§ **Task goal**:
Word for word, copy all the data and drop the pictures.

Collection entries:
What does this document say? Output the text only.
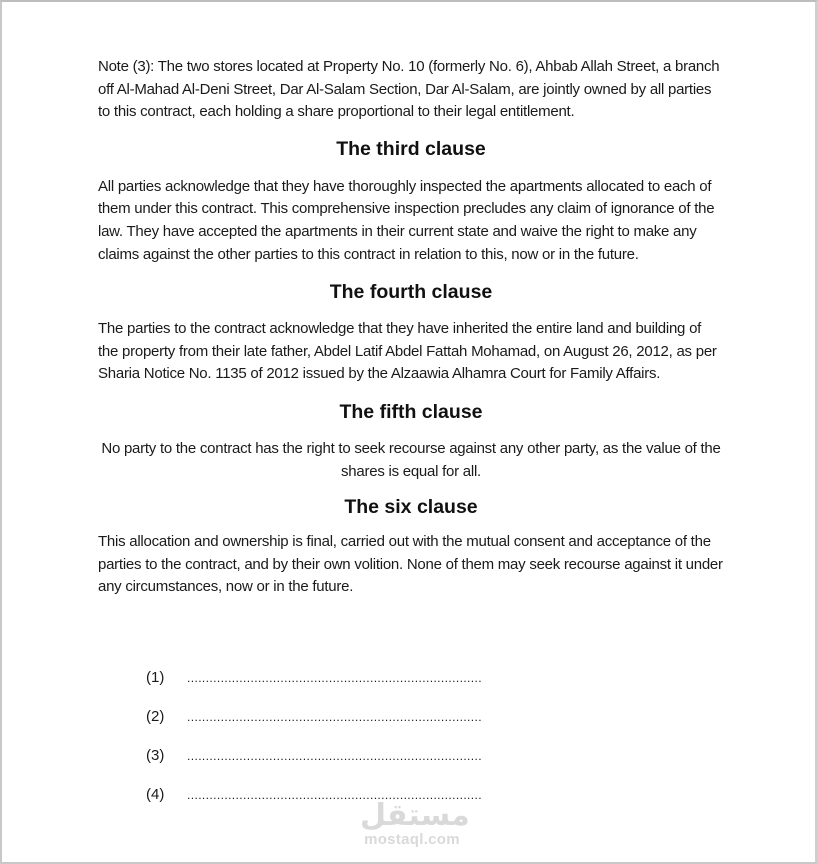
Note (3): The two stores located at Property No. 10 (formerly No. 6), Ahbab Allah Street, a branch off Al-Mahad Al-Deni Street, Dar Al-Salam Section, Dar Al-Salam, are jointly owned by all parties to this contract, each holding a share proportional to their legal entitlement.

The third clause

All parties acknowledge that they have thoroughly inspected the apartments allocated to each of them under this contract. This comprehensive inspection precludes any claim of ignorance of the law. They have accepted the apartments in their current state and waive the right to make any claims against the other parties to this contract in relation to this, now or in the future.

The fourth clause

The parties to the contract acknowledge that they have inherited the entire land and building of the property from their late father, Abdel Latif Abdel Fattah Mohamad, on August 26, 2012, as per Sharia Notice No. 1135 of 2012 issued by the Alzaawia Alhamra Court for Family Affairs.

The fifth clause

No party to the contract has the right to seek recourse against any other party, as the value of the shares is equal for all.

The six clause

This allocation and ownership is final, carried out with the mutual consent and acceptance of the parties to the contract, and by their own volition. None of them may seek recourse against it under any circumstances, now or in the future.

(1)	...............................................................................
(2)	...............................................................................
(3)	...............................................................................
(4)	...............................................................................
مستقل
mostaql.com
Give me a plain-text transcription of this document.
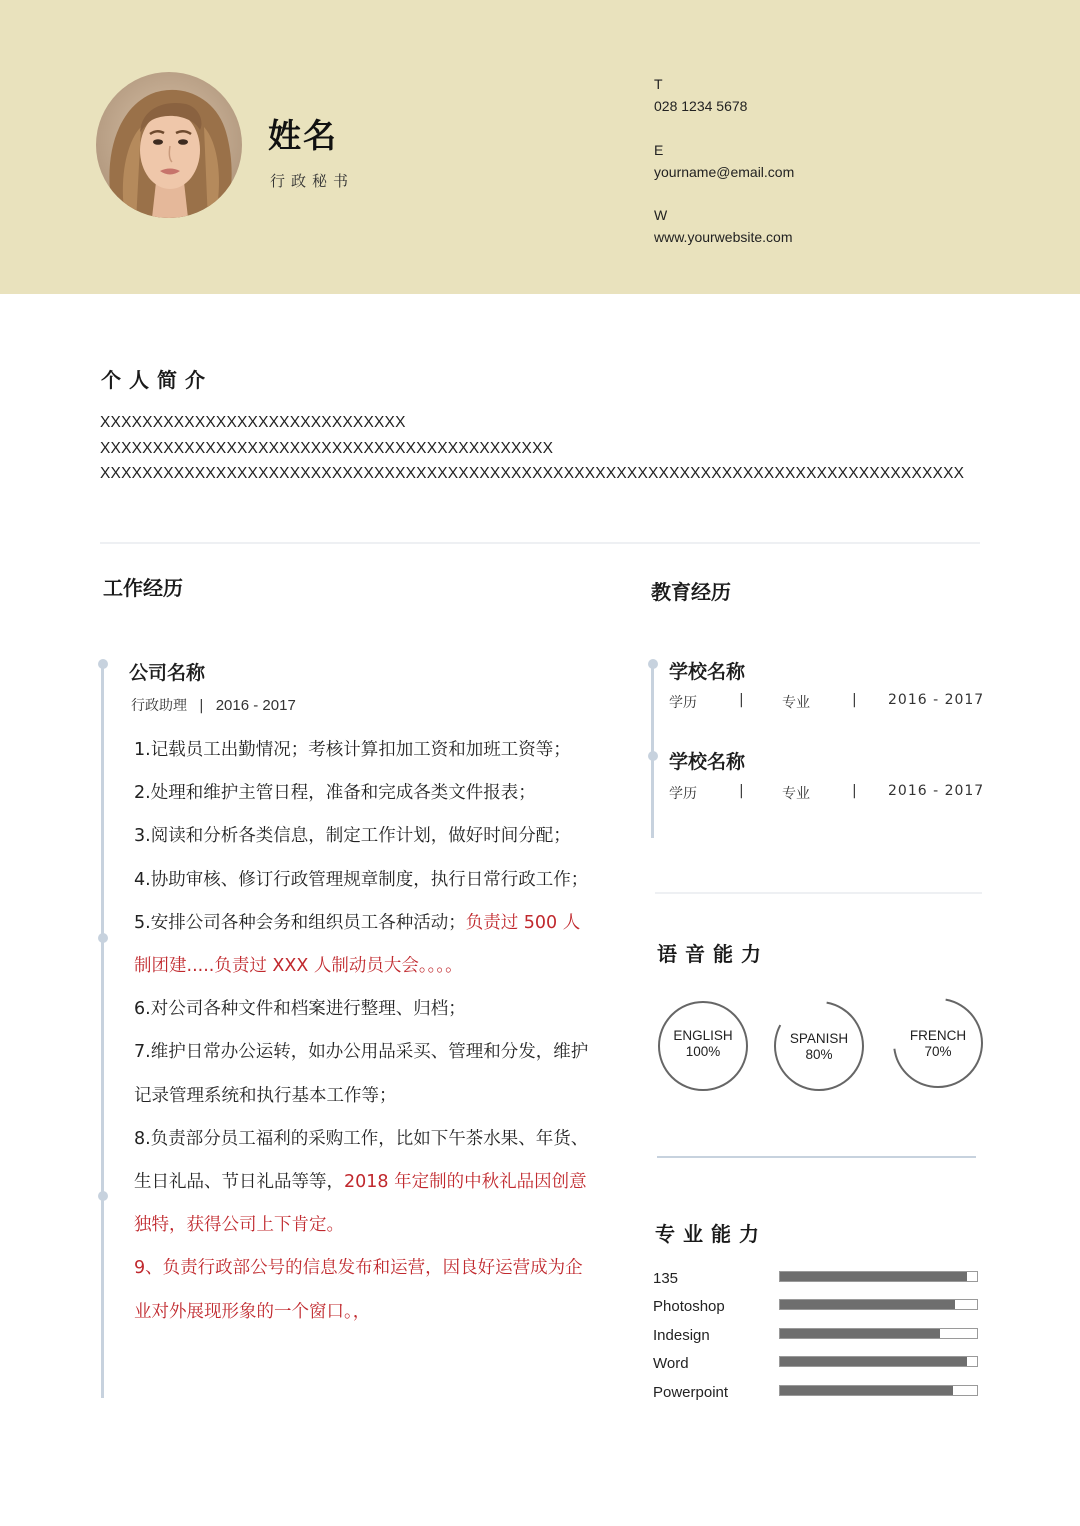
姓名
行政秘书
T
028 1234 5678
E
yourname@email.com
W
www.yourwebsite.com
个人简介
XXXXXXXXXXXXXXXXXXXXXXXXXXXXX
XXXXXXXXXXXXXXXXXXXXXXXXXXXXXXXXXXXXXXXXXXX
XXXXXXXXXXXXXXXXXXXXXXXXXXXXXXXXXXXXXXXXXXXXXXXXXXXXXXXXXXXXXXXXXXXXXXXXXXXXXXXXXX
工作经历
公司名称
行政助理 | 2016 - 2017
1.记载员工出勤情况；考核计算扣加工资和加班工资等；
2.处理和维护主管日程，准备和完成各类文件报表；
3.阅读和分析各类信息，制定工作计划，做好时间分配；
4.协助审核、修订行政管理规章制度，执行日常行政工作；
5.安排公司各种会务和组织员工各种活动；负责过 500 人
制团建.....负责过 XXX 人制动员大会。。。。
6.对公司各种文件和档案进行整理、归档；
7.维护日常办公运转，如办公用品采买、管理和分发，维护
记录管理系统和执行基本工作等；
8.负责部分员工福利的采购工作，比如下午茶水果、年货、
生日礼品、节日礼品等等，2018 年定制的中秋礼品因创意
独特，获得公司上下肯定。
9、负责行政部公号的信息发布和运营，因良好运营成为企
业对外展现形象的一个窗口。，
教育经历
学校名称
学历	|	专业	| 2016 - 2017
学校名称
学历	|	专业	| 2016 - 2017
语音能力
ENGLISH
100%
SPANISH
80%
FRENCH
70%
专业能力
135
Photoshop
Indesign
Word
Powerpoint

§ **Output of the exercise**:
What does this document say? Output the text only.
Note (3): The two stores located at Property No. 10 (formerly No. 6), Ahbab Allah Street, a branch off Al-Mahad Al-Deni Street, Dar Al-Salam Section, Dar Al-Salam, are jointly owned by all parties to this contract, each holding a share proportional to their legal entitlement.

The third clause

All parties acknowledge that they have thoroughly inspected the apartments allocated to each of them under this contract. This comprehensive inspection precludes any claim of ignorance of the law. They have accepted the apartments in their current state and waive the right to make any claims against the other parties to this contract in relation to this, now or in the future.

The fourth clause

The parties to the contract acknowledge that they have inherited the entire land and building of the property from their late father, Abdel Latif Abdel Fattah Mohamad, on August 26, 2012, as per Sharia Notice No. 1135 of 2012 issued by the Alzaawia Alhamra Court for Family Affairs.

The fifth clause

No party to the contract has the right to seek recourse against any other party, as the value of the shares is equal for all.

The six clause

This allocation and ownership is final, carried out with the mutual consent and acceptance of the parties to the contract, and by their own volition. None of them may seek recourse against it under any circumstances, now or in the future.

(1)	...............................................................................
(2)	...............................................................................
(3)	...............................................................................
(4)	...............................................................................
مستقل
mostaql.com
Give me a plain-text transcription of this document.
姓名
行政秘书
T
028 1234 5678
E
yourname@email.com
W
www.yourwebsite.com
个人简介
XXXXXXXXXXXXXXXXXXXXXXXXXXXXX
XXXXXXXXXXXXXXXXXXXXXXXXXXXXXXXXXXXXXXXXXXX
XXXXXXXXXXXXXXXXXXXXXXXXXXXXXXXXXXXXXXXXXXXXXXXXXXXXXXXXXXXXXXXXXXXXXXXXXXXXXXXXXX
工作经历
公司名称
行政助理 | 2016 - 2017
1.记载员工出勤情况；考核计算扣加工资和加班工资等；
2.处理和维护主管日程，准备和完成各类文件报表；
3.阅读和分析各类信息，制定工作计划，做好时间分配；
4.协助审核、修订行政管理规章制度，执行日常行政工作；
5.安排公司各种会务和组织员工各种活动；负责过 500 人
制团建.....负责过 XXX 人制动员大会。。。。
6.对公司各种文件和档案进行整理、归档；
7.维护日常办公运转，如办公用品采买、管理和分发，维护
记录管理系统和执行基本工作等；
8.负责部分员工福利的采购工作，比如下午茶水果、年货、
生日礼品、节日礼品等等，2018 年定制的中秋礼品因创意
独特，获得公司上下肯定。
9、负责行政部公号的信息发布和运营，因良好运营成为企
业对外展现形象的一个窗口。，
教育经历
学校名称
学历	|	专业	| 2016 - 2017
学校名称
学历	|	专业	| 2016 - 2017
语音能力
ENGLISH
100%
SPANISH
80%
FRENCH
70%
专业能力
135
Photoshop
Indesign
Word
Powerpoint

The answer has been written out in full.